Extracted records:
——————————

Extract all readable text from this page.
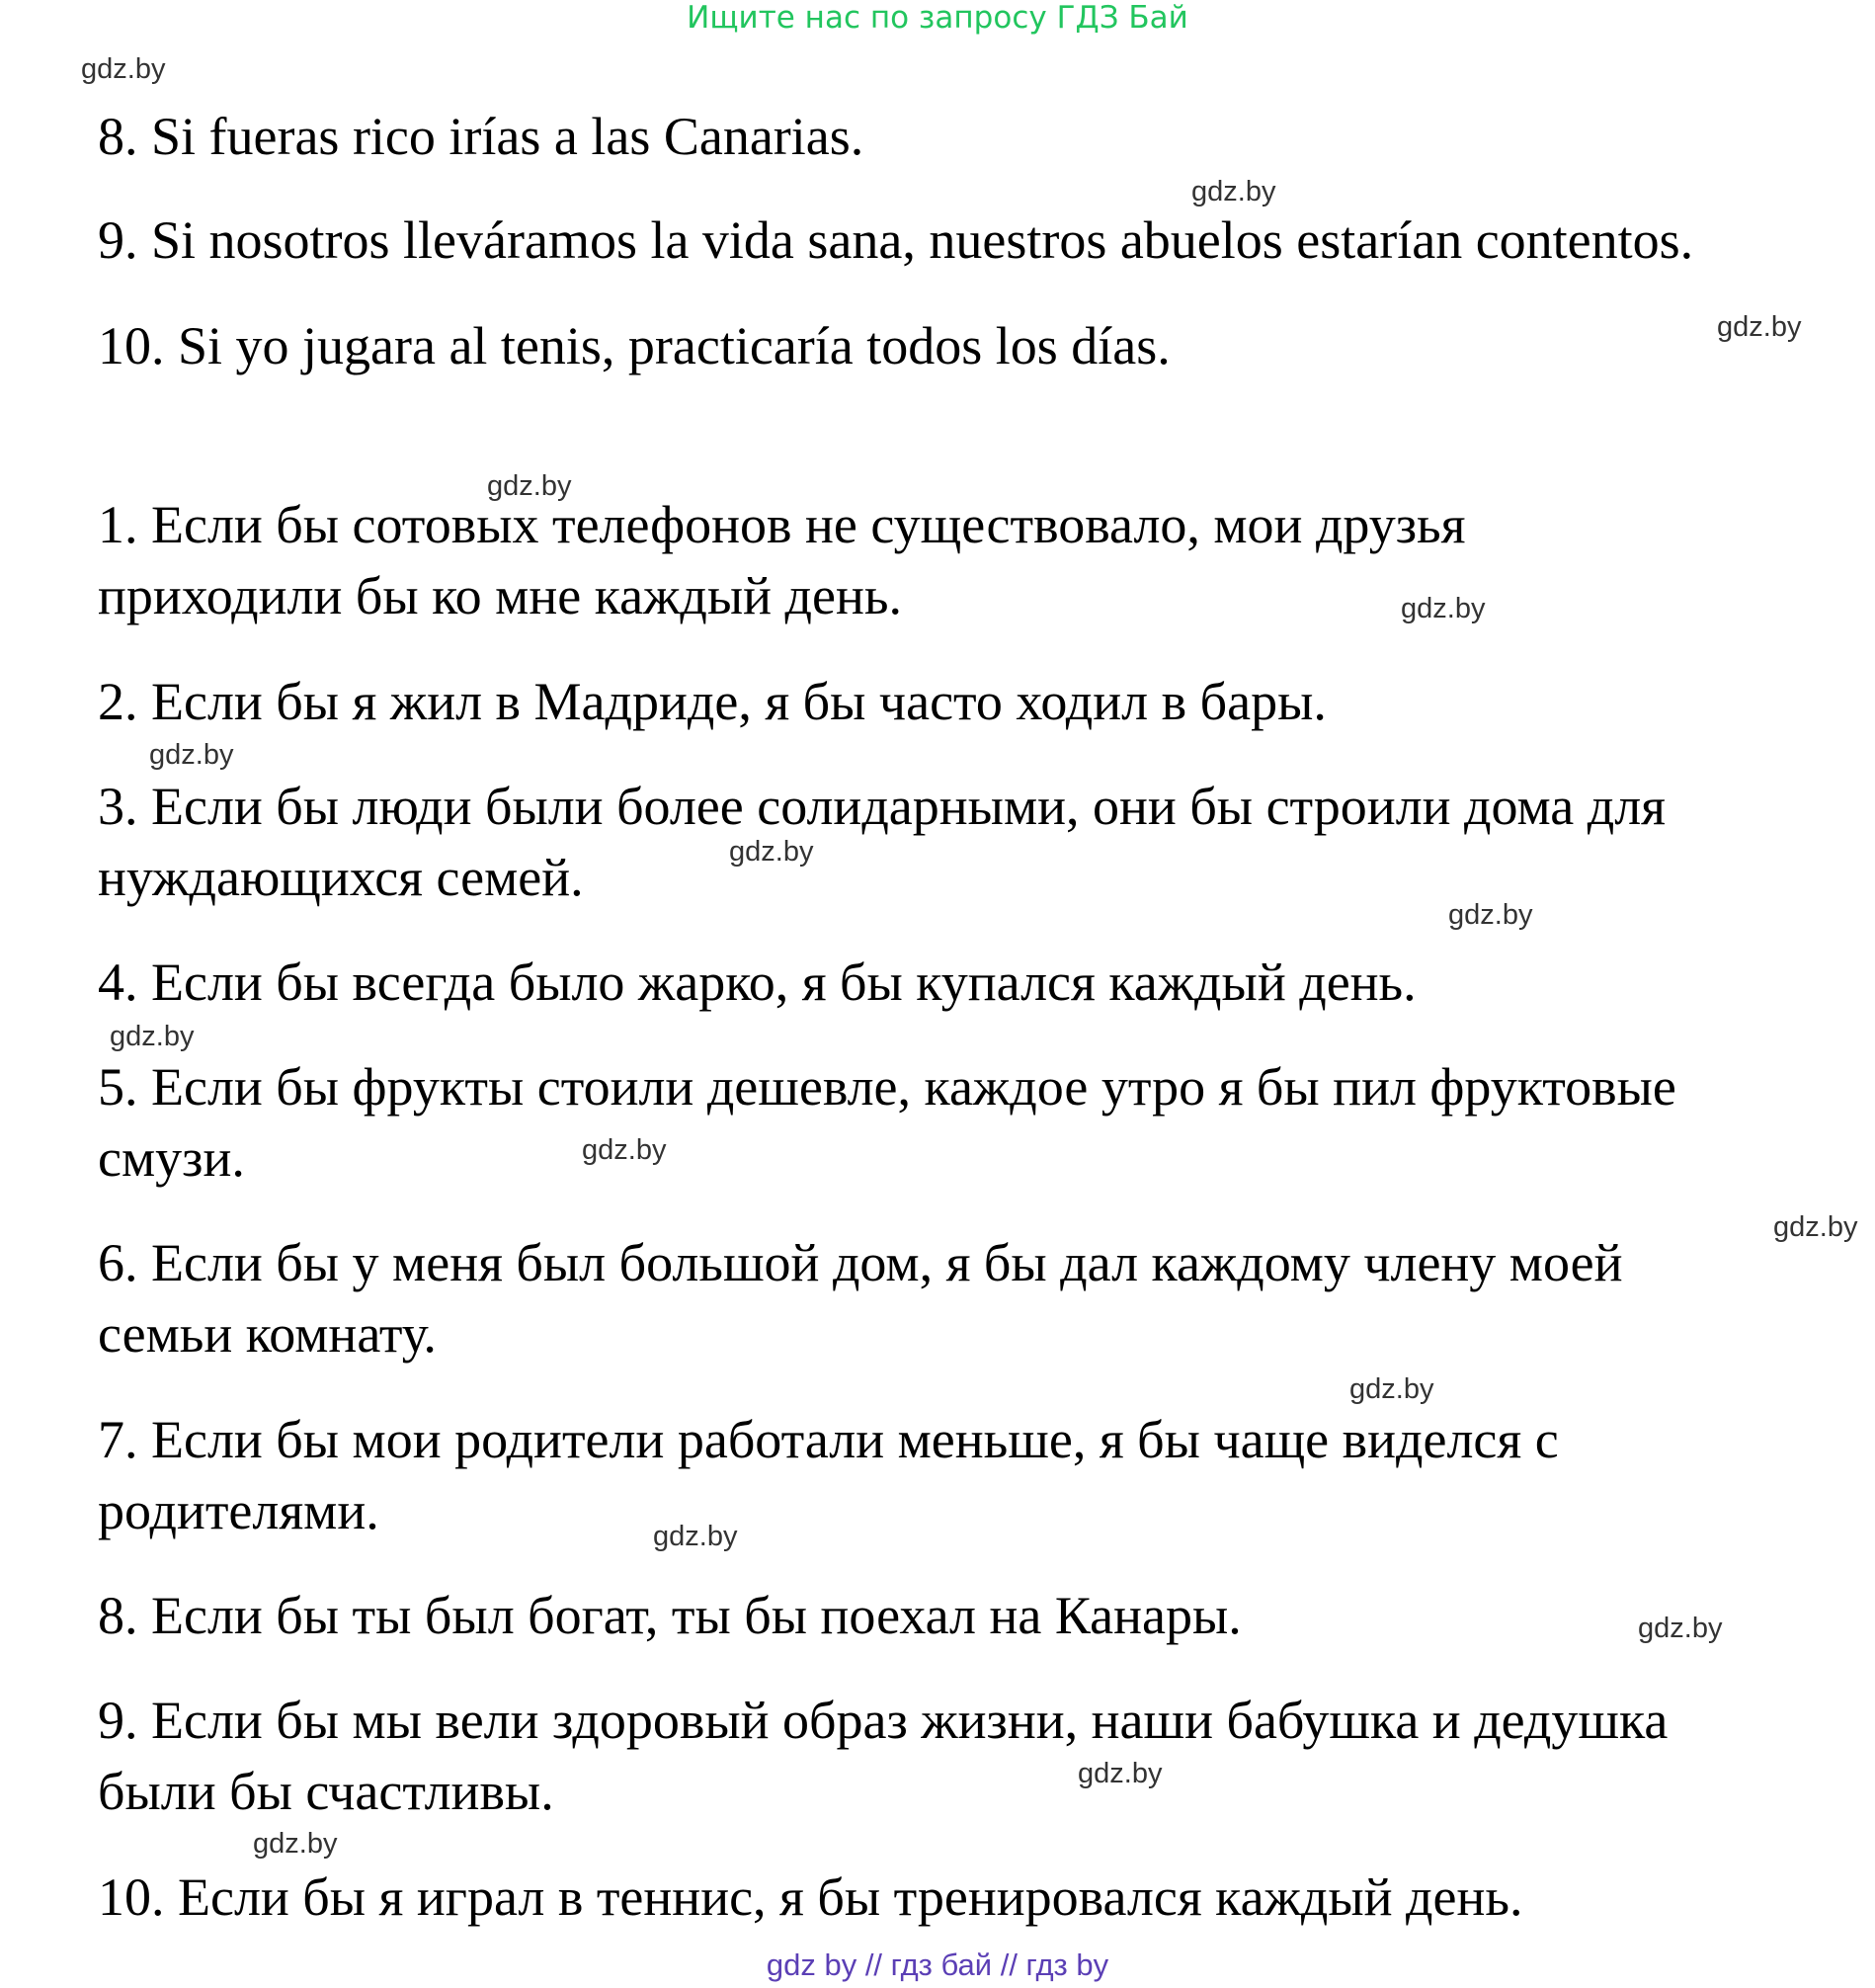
Ищите нас по запросу ГДЗ Бай
gdz.by
gdz.by
gdz.by
gdz.by
gdz.by
gdz.by
gdz.by
gdz.by
gdz.by
gdz.by
gdz.by
gdz.by
gdz.by
gdz.by
gdz.by
gdz.by
8. Si fueras rico irías a las Canarias.
9. Si nosotros lleváramos la vida sana, nuestros abuelos estarían contentos.
10. Si yo jugara al tenis, practicaría todos los días.
1. Если бы сотовых телефонов не существовало, мои друзья
приходили бы ко мне каждый день.
2. Если бы я жил в Мадриде, я бы часто ходил в бары.
3. Если бы люди были более солидарными, они бы строили дома для
нуждающихся семей.
4. Если бы всегда было жарко, я бы купался каждый день.
5. Если бы фрукты стоили дешевле, каждое утро я бы пил фруктовые
смузи.
6. Если бы у меня был большой дом, я бы дал каждому члену моей
семьи комнату.
7. Если бы мои родители работали меньше, я бы чаще виделся с
родителями.
8. Если бы ты был богат, ты бы поехал на Канары.
9. Если бы мы вели здоровый образ жизни, наши бабушка и дедушка
были бы счастливы.
10. Если бы я играл в теннис, я бы тренировался каждый день.
gdz by // гдз бай // гдз by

——————————

Task brief: Copy every record character for character. Skip the pictures.

Written answer:
Extract all readable text from this page.
Ищите нас по запросу ГДЗ Бай
gdz.by
gdz.by
gdz.by
gdz.by
gdz.by
gdz.by
gdz.by
gdz.by
gdz.by
gdz.by
gdz.by
gdz.by
gdz.by
gdz.by
gdz.by
gdz.by
8. Si fueras rico irías a las Canarias.
9. Si nosotros lleváramos la vida sana, nuestros abuelos estarían contentos.
10. Si yo jugara al tenis, practicaría todos los días.
1. Если бы сотовых телефонов не существовало, мои друзья
приходили бы ко мне каждый день.
2. Если бы я жил в Мадриде, я бы часто ходил в бары.
3. Если бы люди были более солидарными, они бы строили дома для
нуждающихся семей.
4. Если бы всегда было жарко, я бы купался каждый день.
5. Если бы фрукты стоили дешевле, каждое утро я бы пил фруктовые
смузи.
6. Если бы у меня был большой дом, я бы дал каждому члену моей
семьи комнату.
7. Если бы мои родители работали меньше, я бы чаще виделся с
родителями.
8. Если бы ты был богат, ты бы поехал на Канары.
9. Если бы мы вели здоровый образ жизни, наши бабушка и дедушка
были бы счастливы.
10. Если бы я играл в теннис, я бы тренировался каждый день.
gdz by // гдз бай // гдз by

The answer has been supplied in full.